> _Information provided_:

★ ★ ★ ★

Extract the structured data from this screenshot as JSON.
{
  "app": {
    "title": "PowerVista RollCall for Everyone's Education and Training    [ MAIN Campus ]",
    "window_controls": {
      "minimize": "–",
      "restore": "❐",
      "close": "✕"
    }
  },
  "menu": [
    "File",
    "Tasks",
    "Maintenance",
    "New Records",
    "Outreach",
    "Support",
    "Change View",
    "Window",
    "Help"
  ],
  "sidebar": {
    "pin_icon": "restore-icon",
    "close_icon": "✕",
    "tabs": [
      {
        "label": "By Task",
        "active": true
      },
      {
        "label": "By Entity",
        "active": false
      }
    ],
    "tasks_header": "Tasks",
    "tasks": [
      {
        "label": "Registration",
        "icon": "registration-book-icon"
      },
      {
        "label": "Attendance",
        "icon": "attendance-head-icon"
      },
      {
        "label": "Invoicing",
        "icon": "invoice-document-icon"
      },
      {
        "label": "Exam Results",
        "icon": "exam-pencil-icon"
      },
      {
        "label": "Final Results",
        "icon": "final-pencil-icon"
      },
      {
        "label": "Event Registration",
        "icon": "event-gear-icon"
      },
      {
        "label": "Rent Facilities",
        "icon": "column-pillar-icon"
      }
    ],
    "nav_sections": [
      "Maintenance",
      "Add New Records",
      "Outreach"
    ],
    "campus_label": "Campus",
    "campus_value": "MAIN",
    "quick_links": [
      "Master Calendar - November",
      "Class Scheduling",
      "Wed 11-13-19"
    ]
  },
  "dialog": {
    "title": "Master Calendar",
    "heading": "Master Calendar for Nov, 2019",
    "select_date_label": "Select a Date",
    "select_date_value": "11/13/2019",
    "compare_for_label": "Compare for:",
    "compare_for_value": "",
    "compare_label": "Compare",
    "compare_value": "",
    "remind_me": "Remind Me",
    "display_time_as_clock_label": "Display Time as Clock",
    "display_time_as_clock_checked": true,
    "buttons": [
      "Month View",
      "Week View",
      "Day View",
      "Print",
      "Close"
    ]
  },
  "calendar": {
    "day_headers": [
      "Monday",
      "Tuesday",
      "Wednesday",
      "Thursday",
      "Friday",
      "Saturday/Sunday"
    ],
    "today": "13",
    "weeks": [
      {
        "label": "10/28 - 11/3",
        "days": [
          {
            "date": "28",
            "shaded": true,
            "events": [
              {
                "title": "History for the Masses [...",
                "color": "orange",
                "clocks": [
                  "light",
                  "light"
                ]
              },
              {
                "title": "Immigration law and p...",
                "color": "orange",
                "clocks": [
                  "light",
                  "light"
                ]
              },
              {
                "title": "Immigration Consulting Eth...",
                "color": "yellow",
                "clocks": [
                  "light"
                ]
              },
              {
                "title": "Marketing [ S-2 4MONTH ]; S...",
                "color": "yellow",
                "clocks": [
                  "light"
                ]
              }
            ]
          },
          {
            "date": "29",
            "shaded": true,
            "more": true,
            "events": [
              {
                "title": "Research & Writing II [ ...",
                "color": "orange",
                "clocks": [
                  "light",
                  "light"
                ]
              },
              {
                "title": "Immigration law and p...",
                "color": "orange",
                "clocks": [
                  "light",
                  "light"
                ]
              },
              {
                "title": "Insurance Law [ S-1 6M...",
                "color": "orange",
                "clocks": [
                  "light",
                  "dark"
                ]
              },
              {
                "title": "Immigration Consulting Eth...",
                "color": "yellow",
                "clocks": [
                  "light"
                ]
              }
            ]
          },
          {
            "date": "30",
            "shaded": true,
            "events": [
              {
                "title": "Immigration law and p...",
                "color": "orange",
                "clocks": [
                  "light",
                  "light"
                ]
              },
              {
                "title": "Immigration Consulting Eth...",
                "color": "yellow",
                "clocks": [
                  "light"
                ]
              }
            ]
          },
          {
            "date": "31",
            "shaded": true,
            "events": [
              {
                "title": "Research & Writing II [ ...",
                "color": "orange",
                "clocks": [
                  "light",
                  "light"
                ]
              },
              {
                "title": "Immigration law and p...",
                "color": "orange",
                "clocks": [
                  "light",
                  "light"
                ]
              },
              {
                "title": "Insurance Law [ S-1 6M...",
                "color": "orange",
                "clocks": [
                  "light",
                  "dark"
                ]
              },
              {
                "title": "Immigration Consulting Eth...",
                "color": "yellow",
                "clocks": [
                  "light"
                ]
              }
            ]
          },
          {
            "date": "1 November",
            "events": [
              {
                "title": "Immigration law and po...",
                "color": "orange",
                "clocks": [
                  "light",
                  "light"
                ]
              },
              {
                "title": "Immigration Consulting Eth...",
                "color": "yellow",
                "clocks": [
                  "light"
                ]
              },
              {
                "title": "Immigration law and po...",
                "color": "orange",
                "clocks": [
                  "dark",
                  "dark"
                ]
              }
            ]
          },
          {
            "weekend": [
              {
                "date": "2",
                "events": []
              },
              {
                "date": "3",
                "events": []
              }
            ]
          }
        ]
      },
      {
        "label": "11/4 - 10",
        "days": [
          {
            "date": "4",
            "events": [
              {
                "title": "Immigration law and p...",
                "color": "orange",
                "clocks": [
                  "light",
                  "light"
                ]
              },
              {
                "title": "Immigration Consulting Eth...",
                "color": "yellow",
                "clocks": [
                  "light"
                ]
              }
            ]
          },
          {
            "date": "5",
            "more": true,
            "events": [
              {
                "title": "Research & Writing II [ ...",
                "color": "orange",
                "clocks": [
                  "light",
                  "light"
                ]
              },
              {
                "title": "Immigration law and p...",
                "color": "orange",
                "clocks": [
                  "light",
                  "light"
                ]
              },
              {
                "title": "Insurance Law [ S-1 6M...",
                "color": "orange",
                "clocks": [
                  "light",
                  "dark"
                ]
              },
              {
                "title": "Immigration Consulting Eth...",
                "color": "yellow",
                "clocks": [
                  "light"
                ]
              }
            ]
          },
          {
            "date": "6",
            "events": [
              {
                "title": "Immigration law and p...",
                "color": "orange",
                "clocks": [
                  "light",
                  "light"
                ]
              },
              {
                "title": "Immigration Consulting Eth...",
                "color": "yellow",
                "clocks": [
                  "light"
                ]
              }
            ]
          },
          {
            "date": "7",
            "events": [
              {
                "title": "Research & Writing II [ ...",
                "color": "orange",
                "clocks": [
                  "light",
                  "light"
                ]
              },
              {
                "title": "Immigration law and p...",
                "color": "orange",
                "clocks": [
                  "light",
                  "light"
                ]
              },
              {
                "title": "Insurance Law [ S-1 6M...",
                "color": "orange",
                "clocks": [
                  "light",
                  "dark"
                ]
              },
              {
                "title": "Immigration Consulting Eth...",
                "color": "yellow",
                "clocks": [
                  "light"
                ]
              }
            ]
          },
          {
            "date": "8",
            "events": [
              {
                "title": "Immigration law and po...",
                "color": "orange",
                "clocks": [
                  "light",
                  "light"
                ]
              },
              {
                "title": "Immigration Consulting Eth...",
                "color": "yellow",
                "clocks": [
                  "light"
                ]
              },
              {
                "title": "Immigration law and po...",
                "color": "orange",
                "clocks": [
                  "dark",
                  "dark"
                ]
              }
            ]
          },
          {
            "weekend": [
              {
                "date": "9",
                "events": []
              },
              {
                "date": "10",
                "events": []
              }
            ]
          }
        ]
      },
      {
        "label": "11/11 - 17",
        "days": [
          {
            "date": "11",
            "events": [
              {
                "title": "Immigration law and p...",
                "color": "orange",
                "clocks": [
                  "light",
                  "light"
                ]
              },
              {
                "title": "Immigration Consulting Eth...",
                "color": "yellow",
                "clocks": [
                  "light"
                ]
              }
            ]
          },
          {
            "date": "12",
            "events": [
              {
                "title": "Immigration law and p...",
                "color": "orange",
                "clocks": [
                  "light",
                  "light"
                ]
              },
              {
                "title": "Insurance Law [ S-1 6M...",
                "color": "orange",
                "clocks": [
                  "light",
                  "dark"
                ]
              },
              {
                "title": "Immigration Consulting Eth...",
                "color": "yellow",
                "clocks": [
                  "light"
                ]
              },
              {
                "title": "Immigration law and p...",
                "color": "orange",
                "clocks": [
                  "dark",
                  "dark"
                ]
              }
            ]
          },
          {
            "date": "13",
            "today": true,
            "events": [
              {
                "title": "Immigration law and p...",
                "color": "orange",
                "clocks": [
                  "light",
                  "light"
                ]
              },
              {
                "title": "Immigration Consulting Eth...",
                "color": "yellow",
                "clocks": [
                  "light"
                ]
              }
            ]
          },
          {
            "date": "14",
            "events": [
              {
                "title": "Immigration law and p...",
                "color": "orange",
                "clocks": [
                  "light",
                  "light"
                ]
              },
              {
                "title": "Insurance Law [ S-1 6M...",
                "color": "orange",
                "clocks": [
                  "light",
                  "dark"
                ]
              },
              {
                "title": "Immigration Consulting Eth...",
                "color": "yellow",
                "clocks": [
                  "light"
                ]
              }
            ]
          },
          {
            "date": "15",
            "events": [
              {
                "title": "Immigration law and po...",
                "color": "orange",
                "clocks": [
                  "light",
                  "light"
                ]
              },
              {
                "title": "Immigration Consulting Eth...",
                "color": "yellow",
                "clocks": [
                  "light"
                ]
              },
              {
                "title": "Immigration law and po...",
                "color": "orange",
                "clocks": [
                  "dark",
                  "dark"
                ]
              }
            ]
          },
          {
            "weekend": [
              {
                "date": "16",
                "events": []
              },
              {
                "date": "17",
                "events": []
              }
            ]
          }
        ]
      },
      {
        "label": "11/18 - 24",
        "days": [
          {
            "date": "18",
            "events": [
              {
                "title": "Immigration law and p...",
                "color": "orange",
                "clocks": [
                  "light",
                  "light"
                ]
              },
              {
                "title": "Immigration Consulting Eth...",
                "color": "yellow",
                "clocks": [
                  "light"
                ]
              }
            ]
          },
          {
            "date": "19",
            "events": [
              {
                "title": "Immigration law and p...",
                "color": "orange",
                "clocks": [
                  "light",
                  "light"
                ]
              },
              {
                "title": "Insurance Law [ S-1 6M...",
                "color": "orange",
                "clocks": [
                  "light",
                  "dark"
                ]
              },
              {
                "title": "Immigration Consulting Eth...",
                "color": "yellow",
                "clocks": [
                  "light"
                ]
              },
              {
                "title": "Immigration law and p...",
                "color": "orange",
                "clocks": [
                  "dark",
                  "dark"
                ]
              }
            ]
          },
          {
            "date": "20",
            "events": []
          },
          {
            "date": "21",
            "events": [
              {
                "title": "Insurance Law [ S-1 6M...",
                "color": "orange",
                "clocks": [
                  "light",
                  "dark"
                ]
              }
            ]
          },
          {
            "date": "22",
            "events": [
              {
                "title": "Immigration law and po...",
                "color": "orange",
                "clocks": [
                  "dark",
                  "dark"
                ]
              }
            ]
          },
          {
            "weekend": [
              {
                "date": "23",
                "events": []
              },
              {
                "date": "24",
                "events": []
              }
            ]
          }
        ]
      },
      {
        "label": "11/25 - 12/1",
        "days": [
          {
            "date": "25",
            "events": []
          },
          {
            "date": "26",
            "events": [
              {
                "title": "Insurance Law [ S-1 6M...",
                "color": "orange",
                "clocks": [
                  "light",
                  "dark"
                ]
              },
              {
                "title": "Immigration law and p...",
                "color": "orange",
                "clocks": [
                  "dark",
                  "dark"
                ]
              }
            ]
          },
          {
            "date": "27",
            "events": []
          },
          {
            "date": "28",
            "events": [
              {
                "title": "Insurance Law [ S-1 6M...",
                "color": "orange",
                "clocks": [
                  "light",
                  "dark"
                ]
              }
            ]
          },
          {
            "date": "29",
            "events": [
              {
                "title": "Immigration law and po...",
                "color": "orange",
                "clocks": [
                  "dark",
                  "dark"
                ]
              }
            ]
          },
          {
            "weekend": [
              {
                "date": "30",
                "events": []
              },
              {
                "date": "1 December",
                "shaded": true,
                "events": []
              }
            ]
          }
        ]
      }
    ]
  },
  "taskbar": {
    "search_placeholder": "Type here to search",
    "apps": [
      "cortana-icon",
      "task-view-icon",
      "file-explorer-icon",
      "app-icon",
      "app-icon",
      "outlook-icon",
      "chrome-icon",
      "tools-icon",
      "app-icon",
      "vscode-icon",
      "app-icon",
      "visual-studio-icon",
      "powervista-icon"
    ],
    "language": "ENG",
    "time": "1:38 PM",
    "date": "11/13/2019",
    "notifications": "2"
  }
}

★ ★ ★ ★

> _Problem details_: From the listing above, copy every line that holds the string "Results".

> _Answer to the exercise_:
        "label": "Exam Results",
        "label": "Final Results",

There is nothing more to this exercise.